◆ **TASK DIRECTIONS**:
Output each line exactly as it appears, skipping any embedded picture.

Dataset listings of figures:
-- begin --

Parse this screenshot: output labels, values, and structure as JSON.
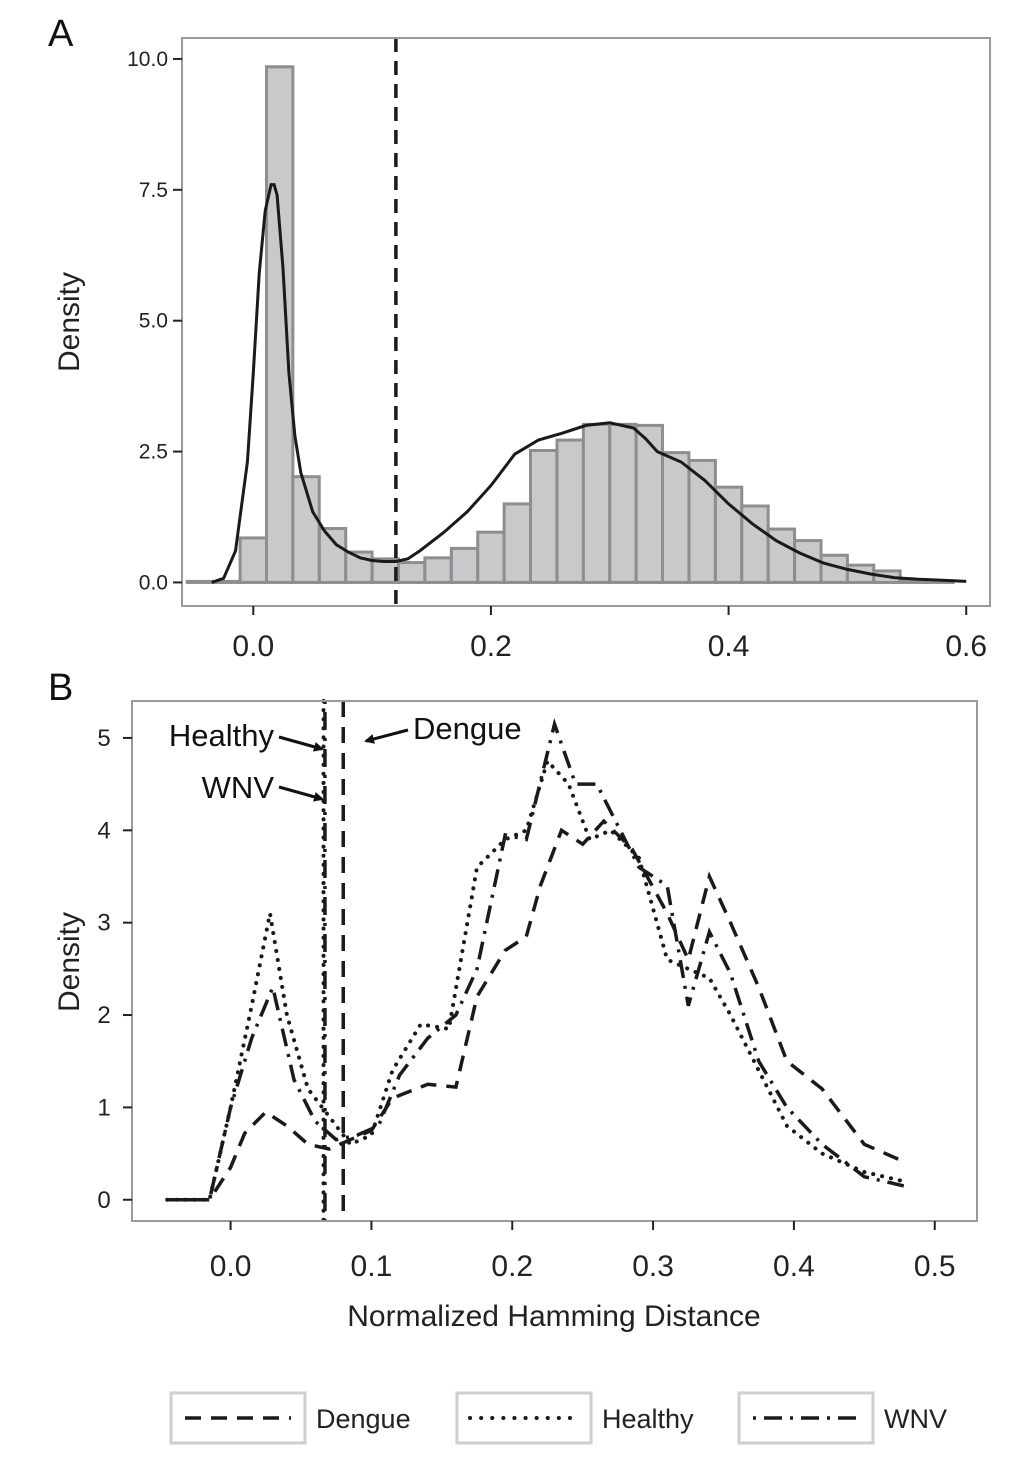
{
  "chart_data": [
    {
      "panel_label": "A",
      "type": "bar",
      "ylabel": "Density",
      "xlim": [
        -0.06,
        0.62
      ],
      "ylim": [
        -0.45,
        10.4
      ],
      "x_ticks": [
        0.0,
        0.2,
        0.4,
        0.6
      ],
      "x_tick_labels": [
        "0.0",
        "0.2",
        "0.4",
        "0.6"
      ],
      "y_ticks": [
        0,
        2.5,
        5,
        7.5,
        10
      ],
      "y_tick_labels": [
        "0.0",
        "2.5",
        "5.0",
        "7.5",
        "10.0"
      ],
      "grid": false,
      "bin_width": 0.0222,
      "histogram": {
        "bin_start": [
          -0.0556,
          -0.0333,
          -0.0111,
          0.0111,
          0.0333,
          0.0556,
          0.0778,
          0.1,
          0.1222,
          0.1444,
          0.1667,
          0.1889,
          0.2111,
          0.2333,
          0.2556,
          0.2778,
          0.3,
          0.3222,
          0.3444,
          0.3667,
          0.3889,
          0.4111,
          0.4333,
          0.4556,
          0.4778,
          0.5,
          0.5222,
          0.5444,
          0.5667
        ],
        "density": [
          0.02,
          0.02,
          0.85,
          9.85,
          2.02,
          1.03,
          0.58,
          0.45,
          0.38,
          0.47,
          0.65,
          0.96,
          1.5,
          2.52,
          2.72,
          3.02,
          3.02,
          3.0,
          2.48,
          2.33,
          1.82,
          1.46,
          1.02,
          0.8,
          0.52,
          0.33,
          0.22,
          0.03,
          0.03
        ]
      },
      "density_curve": {
        "x": [
          -0.035,
          -0.025,
          -0.015,
          -0.005,
          0.0,
          0.005,
          0.01,
          0.015,
          0.0175,
          0.02,
          0.025,
          0.03,
          0.035,
          0.04,
          0.05,
          0.06,
          0.07,
          0.08,
          0.09,
          0.1,
          0.11,
          0.12,
          0.13,
          0.14,
          0.16,
          0.18,
          0.2,
          0.22,
          0.24,
          0.26,
          0.28,
          0.3,
          0.32,
          0.33,
          0.34,
          0.36,
          0.38,
          0.4,
          0.42,
          0.44,
          0.46,
          0.48,
          0.5,
          0.52,
          0.54,
          0.56,
          0.58,
          0.6
        ],
        "y": [
          0.0,
          0.08,
          0.6,
          2.3,
          4.0,
          5.9,
          7.1,
          7.6,
          7.6,
          7.4,
          6.0,
          4.0,
          2.8,
          2.1,
          1.35,
          0.98,
          0.72,
          0.58,
          0.47,
          0.42,
          0.4,
          0.4,
          0.45,
          0.6,
          0.95,
          1.35,
          1.85,
          2.45,
          2.72,
          2.85,
          3.0,
          3.05,
          2.95,
          2.75,
          2.5,
          2.3,
          1.95,
          1.5,
          1.12,
          0.8,
          0.56,
          0.37,
          0.25,
          0.16,
          0.09,
          0.06,
          0.04,
          0.02
        ]
      },
      "vline": {
        "x": 0.12,
        "style": "dashed"
      }
    },
    {
      "panel_label": "B",
      "type": "line",
      "xlabel": "Normalized Hamming Distance",
      "ylabel": "Density",
      "xlim": [
        -0.07,
        0.53
      ],
      "ylim": [
        -0.23,
        5.4
      ],
      "x_ticks": [
        0.0,
        0.1,
        0.2,
        0.3,
        0.4,
        0.5
      ],
      "x_tick_labels": [
        "0.0",
        "0.1",
        "0.2",
        "0.3",
        "0.4",
        "0.5"
      ],
      "y_ticks": [
        0,
        1,
        2,
        3,
        4,
        5
      ],
      "y_tick_labels": [
        "0",
        "1",
        "2",
        "3",
        "4",
        "5"
      ],
      "grid": false,
      "legend_position": "bottom",
      "series": [
        {
          "name": "Dengue",
          "style": "dashed",
          "x": [
            -0.045,
            -0.015,
            0.0,
            0.01,
            0.025,
            0.04,
            0.055,
            0.07,
            0.085,
            0.1,
            0.115,
            0.14,
            0.16,
            0.175,
            0.195,
            0.21,
            0.22,
            0.235,
            0.25,
            0.265,
            0.285,
            0.31,
            0.325,
            0.34,
            0.355,
            0.375,
            0.395,
            0.42,
            0.45,
            0.48
          ],
          "y": [
            0.0,
            0.0,
            0.35,
            0.72,
            0.95,
            0.8,
            0.6,
            0.55,
            0.65,
            0.75,
            1.1,
            1.25,
            1.22,
            2.2,
            2.7,
            2.85,
            3.4,
            4.0,
            3.85,
            4.1,
            3.8,
            3.1,
            2.6,
            3.5,
            3.0,
            2.3,
            1.5,
            1.2,
            0.6,
            0.4
          ]
        },
        {
          "name": "Healthy",
          "style": "dotted",
          "x": [
            -0.045,
            -0.015,
            0.0,
            0.015,
            0.028,
            0.04,
            0.055,
            0.07,
            0.085,
            0.1,
            0.115,
            0.135,
            0.155,
            0.175,
            0.195,
            0.21,
            0.225,
            0.24,
            0.255,
            0.27,
            0.29,
            0.31,
            0.325,
            0.34,
            0.355,
            0.375,
            0.395,
            0.42,
            0.45,
            0.478
          ],
          "y": [
            0.0,
            0.0,
            1.0,
            2.1,
            3.1,
            2.0,
            1.2,
            0.9,
            0.6,
            0.7,
            1.4,
            1.9,
            1.85,
            3.6,
            3.9,
            4.0,
            4.75,
            4.5,
            3.9,
            4.0,
            3.7,
            2.6,
            2.5,
            2.4,
            2.0,
            1.4,
            0.8,
            0.5,
            0.3,
            0.2
          ]
        },
        {
          "name": "WNV",
          "style": "dot-dash",
          "x": [
            -0.045,
            -0.015,
            0.0,
            0.015,
            0.03,
            0.045,
            0.06,
            0.075,
            0.09,
            0.105,
            0.12,
            0.14,
            0.16,
            0.175,
            0.195,
            0.21,
            0.23,
            0.245,
            0.26,
            0.275,
            0.29,
            0.31,
            0.325,
            0.34,
            0.355,
            0.375,
            0.395,
            0.42,
            0.45,
            0.478
          ],
          "y": [
            0.0,
            0.0,
            1.0,
            1.75,
            2.3,
            1.3,
            0.85,
            0.65,
            0.7,
            0.8,
            1.35,
            1.75,
            2.0,
            2.5,
            3.95,
            3.9,
            5.15,
            4.5,
            4.5,
            4.05,
            3.6,
            3.4,
            2.1,
            2.9,
            2.45,
            1.5,
            1.0,
            0.6,
            0.25,
            0.15
          ]
        }
      ],
      "vlines": [
        {
          "name": "Healthy",
          "x": 0.066,
          "style": "dotted"
        },
        {
          "name": "WNV",
          "x": 0.067,
          "style": "dot-dash"
        },
        {
          "name": "Dengue",
          "x": 0.08,
          "style": "dashed"
        }
      ],
      "annotations": [
        {
          "text": "Healthy",
          "points_to": "Healthy"
        },
        {
          "text": "WNV",
          "points_to": "WNV"
        },
        {
          "text": "Dengue",
          "points_to": "Dengue"
        }
      ],
      "legend": [
        {
          "label": "Dengue",
          "style": "dashed"
        },
        {
          "label": "Healthy",
          "style": "dotted"
        },
        {
          "label": "WNV",
          "style": "dot-dash"
        }
      ]
    }
  ]
}
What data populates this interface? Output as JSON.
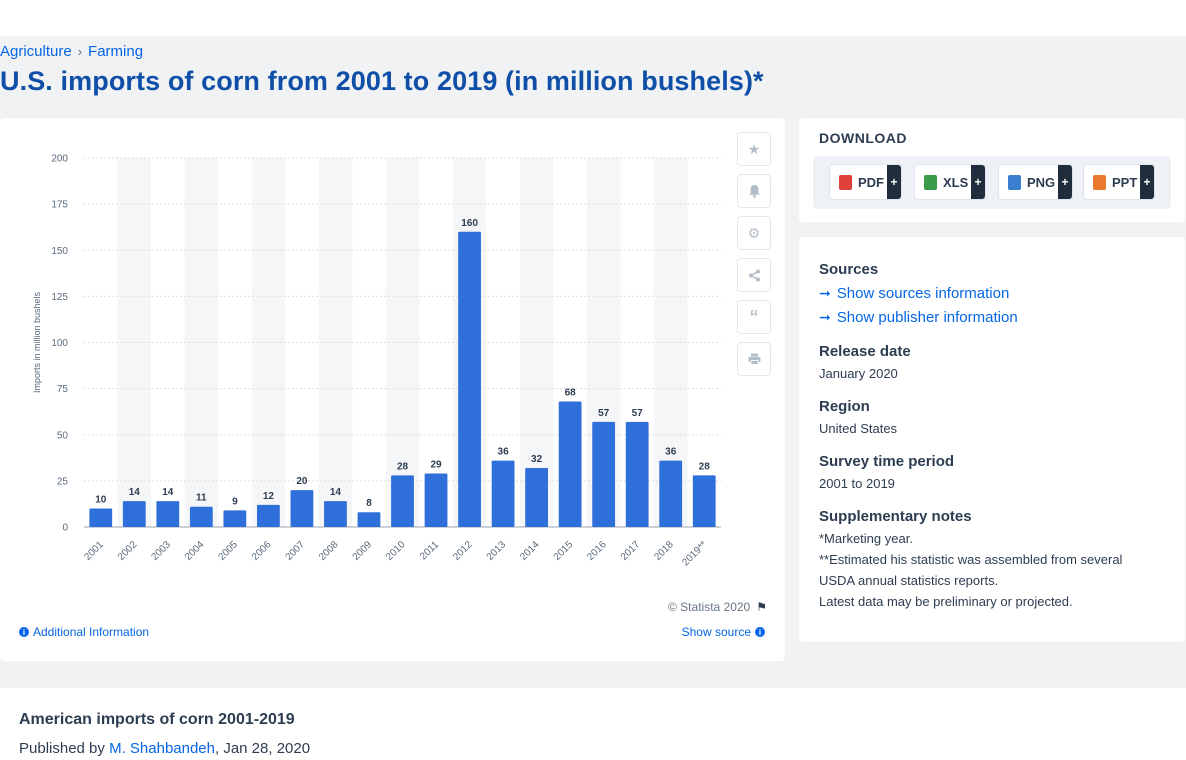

-- end --

◆ **THE ANSWER**:
Parse this screenshot: output labels, values, and structure as JSON.
{
  "chart_data": [
    {
      "panel_label": "A",
      "type": "bar",
      "ylabel": "Density",
      "xlim": [
        -0.06,
        0.62
      ],
      "ylim": [
        -0.45,
        10.4
      ],
      "x_ticks": [
        0.0,
        0.2,
        0.4,
        0.6
      ],
      "x_tick_labels": [
        "0.0",
        "0.2",
        "0.4",
        "0.6"
      ],
      "y_ticks": [
        0,
        2.5,
        5,
        7.5,
        10
      ],
      "y_tick_labels": [
        "0.0",
        "2.5",
        "5.0",
        "7.5",
        "10.0"
      ],
      "grid": false,
      "bin_width": 0.0222,
      "histogram": {
        "bin_start": [
          -0.0556,
          -0.0333,
          -0.0111,
          0.0111,
          0.0333,
          0.0556,
          0.0778,
          0.1,
          0.1222,
          0.1444,
          0.1667,
          0.1889,
          0.2111,
          0.2333,
          0.2556,
          0.2778,
          0.3,
          0.3222,
          0.3444,
          0.3667,
          0.3889,
          0.4111,
          0.4333,
          0.4556,
          0.4778,
          0.5,
          0.5222,
          0.5444,
          0.5667
        ],
        "density": [
          0.02,
          0.02,
          0.85,
          9.85,
          2.02,
          1.03,
          0.58,
          0.45,
          0.38,
          0.47,
          0.65,
          0.96,
          1.5,
          2.52,
          2.72,
          3.02,
          3.02,
          3.0,
          2.48,
          2.33,
          1.82,
          1.46,
          1.02,
          0.8,
          0.52,
          0.33,
          0.22,
          0.03,
          0.03
        ]
      },
      "density_curve": {
        "x": [
          -0.035,
          -0.025,
          -0.015,
          -0.005,
          0.0,
          0.005,
          0.01,
          0.015,
          0.0175,
          0.02,
          0.025,
          0.03,
          0.035,
          0.04,
          0.05,
          0.06,
          0.07,
          0.08,
          0.09,
          0.1,
          0.11,
          0.12,
          0.13,
          0.14,
          0.16,
          0.18,
          0.2,
          0.22,
          0.24,
          0.26,
          0.28,
          0.3,
          0.32,
          0.33,
          0.34,
          0.36,
          0.38,
          0.4,
          0.42,
          0.44,
          0.46,
          0.48,
          0.5,
          0.52,
          0.54,
          0.56,
          0.58,
          0.6
        ],
        "y": [
          0.0,
          0.08,
          0.6,
          2.3,
          4.0,
          5.9,
          7.1,
          7.6,
          7.6,
          7.4,
          6.0,
          4.0,
          2.8,
          2.1,
          1.35,
          0.98,
          0.72,
          0.58,
          0.47,
          0.42,
          0.4,
          0.4,
          0.45,
          0.6,
          0.95,
          1.35,
          1.85,
          2.45,
          2.72,
          2.85,
          3.0,
          3.05,
          2.95,
          2.75,
          2.5,
          2.3,
          1.95,
          1.5,
          1.12,
          0.8,
          0.56,
          0.37,
          0.25,
          0.16,
          0.09,
          0.06,
          0.04,
          0.02
        ]
      },
      "vline": {
        "x": 0.12,
        "style": "dashed"
      }
    },
    {
      "panel_label": "B",
      "type": "line",
      "xlabel": "Normalized Hamming Distance",
      "ylabel": "Density",
      "xlim": [
        -0.07,
        0.53
      ],
      "ylim": [
        -0.23,
        5.4
      ],
      "x_ticks": [
        0.0,
        0.1,
        0.2,
        0.3,
        0.4,
        0.5
      ],
      "x_tick_labels": [
        "0.0",
        "0.1",
        "0.2",
        "0.3",
        "0.4",
        "0.5"
      ],
      "y_ticks": [
        0,
        1,
        2,
        3,
        4,
        5
      ],
      "y_tick_labels": [
        "0",
        "1",
        "2",
        "3",
        "4",
        "5"
      ],
      "grid": false,
      "legend_position": "bottom",
      "series": [
        {
          "name": "Dengue",
          "style": "dashed",
          "x": [
            -0.045,
            -0.015,
            0.0,
            0.01,
            0.025,
            0.04,
            0.055,
            0.07,
            0.085,
            0.1,
            0.115,
            0.14,
            0.16,
            0.175,
            0.195,
            0.21,
            0.22,
            0.235,
            0.25,
            0.265,
            0.285,
            0.31,
            0.325,
            0.34,
            0.355,
            0.375,
            0.395,
            0.42,
            0.45,
            0.48
          ],
          "y": [
            0.0,
            0.0,
            0.35,
            0.72,
            0.95,
            0.8,
            0.6,
            0.55,
            0.65,
            0.75,
            1.1,
            1.25,
            1.22,
            2.2,
            2.7,
            2.85,
            3.4,
            4.0,
            3.85,
            4.1,
            3.8,
            3.1,
            2.6,
            3.5,
            3.0,
            2.3,
            1.5,
            1.2,
            0.6,
            0.4
          ]
        },
        {
          "name": "Healthy",
          "style": "dotted",
          "x": [
            -0.045,
            -0.015,
            0.0,
            0.015,
            0.028,
            0.04,
            0.055,
            0.07,
            0.085,
            0.1,
            0.115,
            0.135,
            0.155,
            0.175,
            0.195,
            0.21,
            0.225,
            0.24,
            0.255,
            0.27,
            0.29,
            0.31,
            0.325,
            0.34,
            0.355,
            0.375,
            0.395,
            0.42,
            0.45,
            0.478
          ],
          "y": [
            0.0,
            0.0,
            1.0,
            2.1,
            3.1,
            2.0,
            1.2,
            0.9,
            0.6,
            0.7,
            1.4,
            1.9,
            1.85,
            3.6,
            3.9,
            4.0,
            4.75,
            4.5,
            3.9,
            4.0,
            3.7,
            2.6,
            2.5,
            2.4,
            2.0,
            1.4,
            0.8,
            0.5,
            0.3,
            0.2
          ]
        },
        {
          "name": "WNV",
          "style": "dot-dash",
          "x": [
            -0.045,
            -0.015,
            0.0,
            0.015,
            0.03,
            0.045,
            0.06,
            0.075,
            0.09,
            0.105,
            0.12,
            0.14,
            0.16,
            0.175,
            0.195,
            0.21,
            0.23,
            0.245,
            0.26,
            0.275,
            0.29,
            0.31,
            0.325,
            0.34,
            0.355,
            0.375,
            0.395,
            0.42,
            0.45,
            0.478
          ],
          "y": [
            0.0,
            0.0,
            1.0,
            1.75,
            2.3,
            1.3,
            0.85,
            0.65,
            0.7,
            0.8,
            1.35,
            1.75,
            2.0,
            2.5,
            3.95,
            3.9,
            5.15,
            4.5,
            4.5,
            4.05,
            3.6,
            3.4,
            2.1,
            2.9,
            2.45,
            1.5,
            1.0,
            0.6,
            0.25,
            0.15
          ]
        }
      ],
      "vlines": [
        {
          "name": "Healthy",
          "x": 0.066,
          "style": "dotted"
        },
        {
          "name": "WNV",
          "x": 0.067,
          "style": "dot-dash"
        },
        {
          "name": "Dengue",
          "x": 0.08,
          "style": "dashed"
        }
      ],
      "annotations": [
        {
          "text": "Healthy",
          "points_to": "Healthy"
        },
        {
          "text": "WNV",
          "points_to": "WNV"
        },
        {
          "text": "Dengue",
          "points_to": "Dengue"
        }
      ],
      "legend": [
        {
          "label": "Dengue",
          "style": "dashed"
        },
        {
          "label": "Healthy",
          "style": "dotted"
        },
        {
          "label": "WNV",
          "style": "dot-dash"
        }
      ]
    }
  ]
}
What data populates this interface? Output as JSON.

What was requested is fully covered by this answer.